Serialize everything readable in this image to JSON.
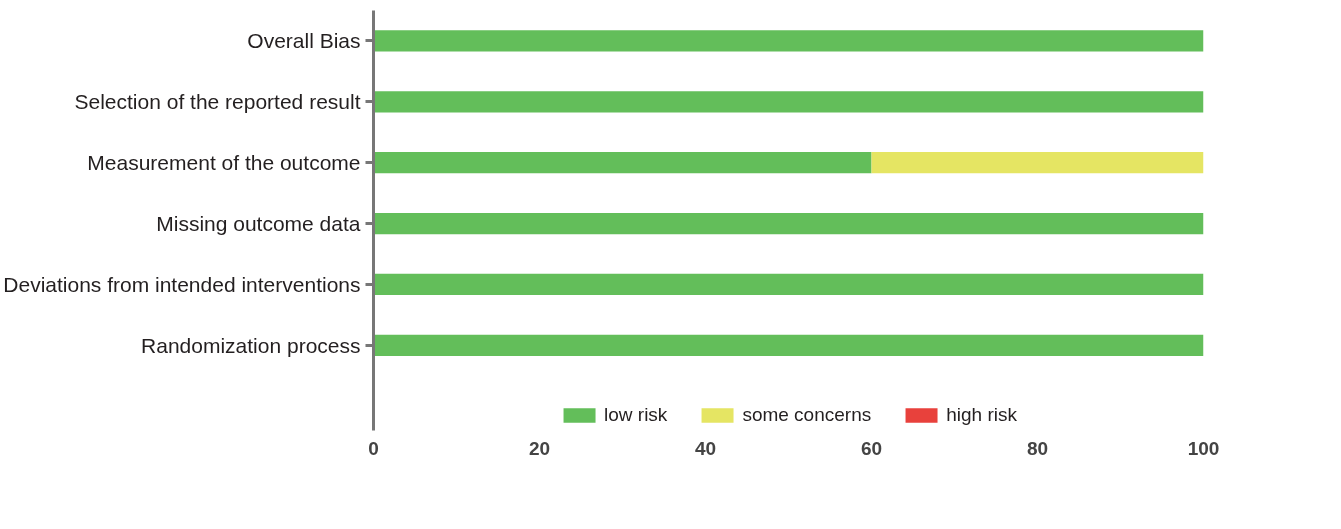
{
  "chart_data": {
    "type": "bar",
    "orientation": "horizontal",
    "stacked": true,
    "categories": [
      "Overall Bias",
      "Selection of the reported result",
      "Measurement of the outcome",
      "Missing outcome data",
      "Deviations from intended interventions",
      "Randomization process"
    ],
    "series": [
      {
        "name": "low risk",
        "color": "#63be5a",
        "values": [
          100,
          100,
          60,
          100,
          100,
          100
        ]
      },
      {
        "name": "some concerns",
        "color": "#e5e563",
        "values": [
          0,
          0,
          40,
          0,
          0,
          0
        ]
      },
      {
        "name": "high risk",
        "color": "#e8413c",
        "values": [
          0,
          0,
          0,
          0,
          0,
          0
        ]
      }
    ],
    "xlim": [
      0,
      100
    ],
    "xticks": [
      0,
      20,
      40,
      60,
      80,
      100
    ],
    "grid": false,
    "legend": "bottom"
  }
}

----

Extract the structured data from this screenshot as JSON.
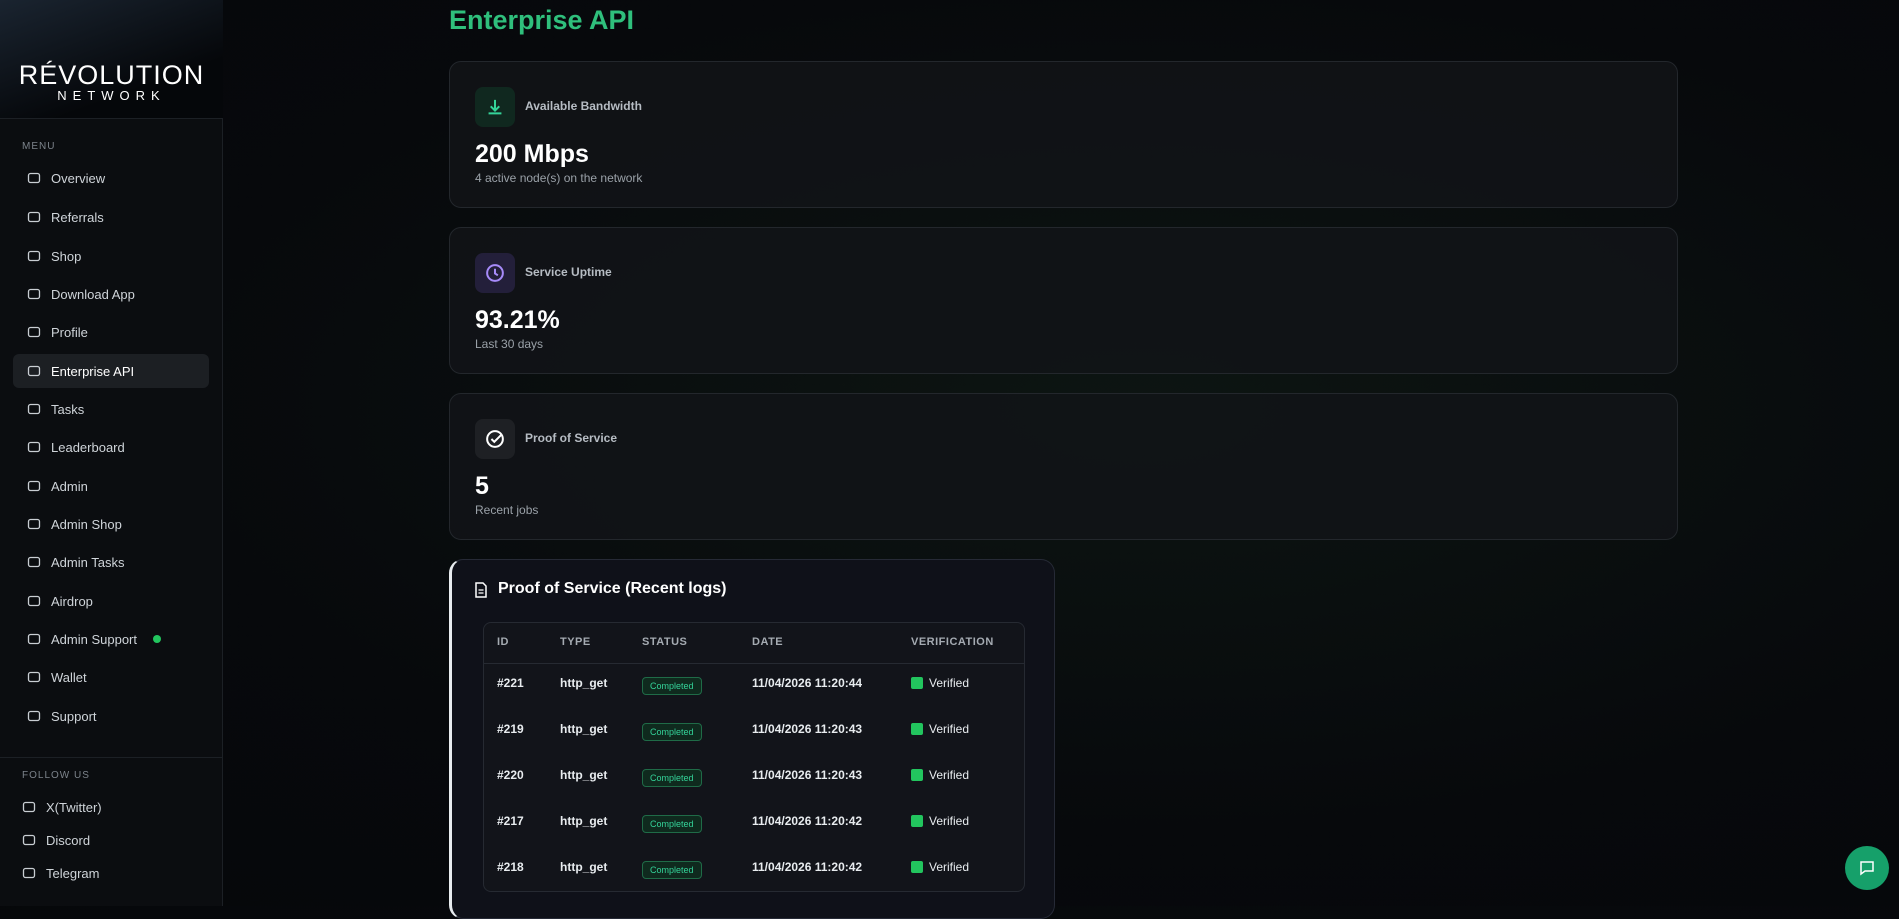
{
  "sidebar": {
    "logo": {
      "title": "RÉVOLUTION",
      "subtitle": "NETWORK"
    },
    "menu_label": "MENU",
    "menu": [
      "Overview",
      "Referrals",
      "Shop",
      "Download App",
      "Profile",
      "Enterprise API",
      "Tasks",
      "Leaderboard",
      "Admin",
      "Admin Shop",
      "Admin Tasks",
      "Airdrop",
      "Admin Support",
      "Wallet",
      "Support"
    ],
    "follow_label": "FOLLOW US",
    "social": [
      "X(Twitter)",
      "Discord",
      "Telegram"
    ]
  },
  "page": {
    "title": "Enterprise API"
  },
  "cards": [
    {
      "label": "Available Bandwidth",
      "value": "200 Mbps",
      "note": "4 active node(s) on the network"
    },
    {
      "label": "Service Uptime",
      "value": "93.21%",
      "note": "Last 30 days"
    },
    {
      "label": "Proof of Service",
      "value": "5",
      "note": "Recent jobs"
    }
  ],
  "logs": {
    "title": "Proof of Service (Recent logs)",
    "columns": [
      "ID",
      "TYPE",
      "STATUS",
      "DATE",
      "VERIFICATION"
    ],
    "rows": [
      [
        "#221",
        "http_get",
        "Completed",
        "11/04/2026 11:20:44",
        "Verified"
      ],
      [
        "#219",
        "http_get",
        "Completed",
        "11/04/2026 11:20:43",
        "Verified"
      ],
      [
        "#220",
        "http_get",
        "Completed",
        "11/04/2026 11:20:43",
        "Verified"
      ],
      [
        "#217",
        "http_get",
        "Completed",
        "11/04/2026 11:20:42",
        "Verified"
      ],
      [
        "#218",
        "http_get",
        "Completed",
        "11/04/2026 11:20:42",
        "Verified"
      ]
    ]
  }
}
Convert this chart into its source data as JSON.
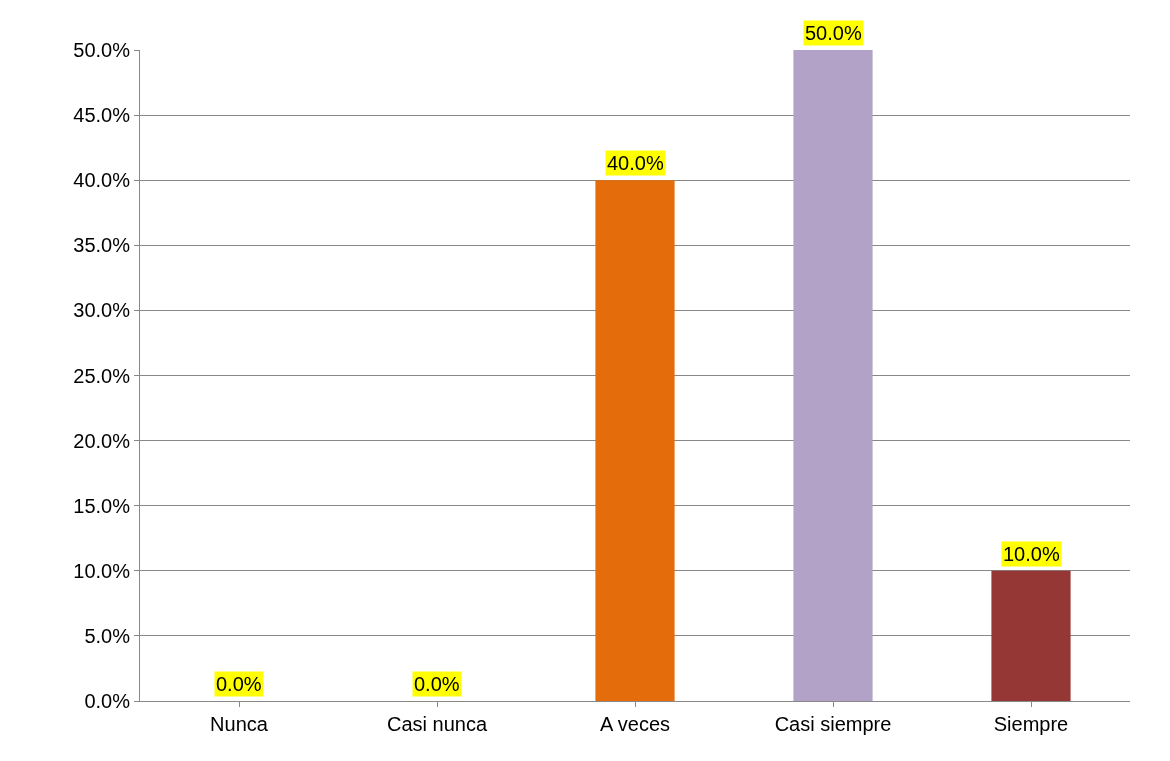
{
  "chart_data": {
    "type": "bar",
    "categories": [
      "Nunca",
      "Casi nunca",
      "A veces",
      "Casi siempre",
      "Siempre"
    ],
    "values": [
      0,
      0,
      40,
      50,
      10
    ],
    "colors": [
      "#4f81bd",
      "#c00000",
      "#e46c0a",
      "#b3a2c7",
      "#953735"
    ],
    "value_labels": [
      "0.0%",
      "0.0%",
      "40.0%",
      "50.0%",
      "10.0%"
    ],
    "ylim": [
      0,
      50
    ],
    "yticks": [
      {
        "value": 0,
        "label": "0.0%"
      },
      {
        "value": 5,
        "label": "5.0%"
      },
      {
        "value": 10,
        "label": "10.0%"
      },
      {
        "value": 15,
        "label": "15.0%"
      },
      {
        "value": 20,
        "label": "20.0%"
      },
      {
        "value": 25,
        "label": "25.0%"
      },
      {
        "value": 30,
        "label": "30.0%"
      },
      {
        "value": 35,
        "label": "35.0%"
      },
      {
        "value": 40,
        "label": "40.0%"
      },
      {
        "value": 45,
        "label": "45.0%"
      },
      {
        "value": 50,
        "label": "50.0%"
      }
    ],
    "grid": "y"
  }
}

----

• _Aim of the exercise_
Collect each line holding the string "Service".

• _Solution to this problem_
      "label": "Service Uptime",
      "label": "Proof of Service",
    "title": "Proof of Service (Recent logs)",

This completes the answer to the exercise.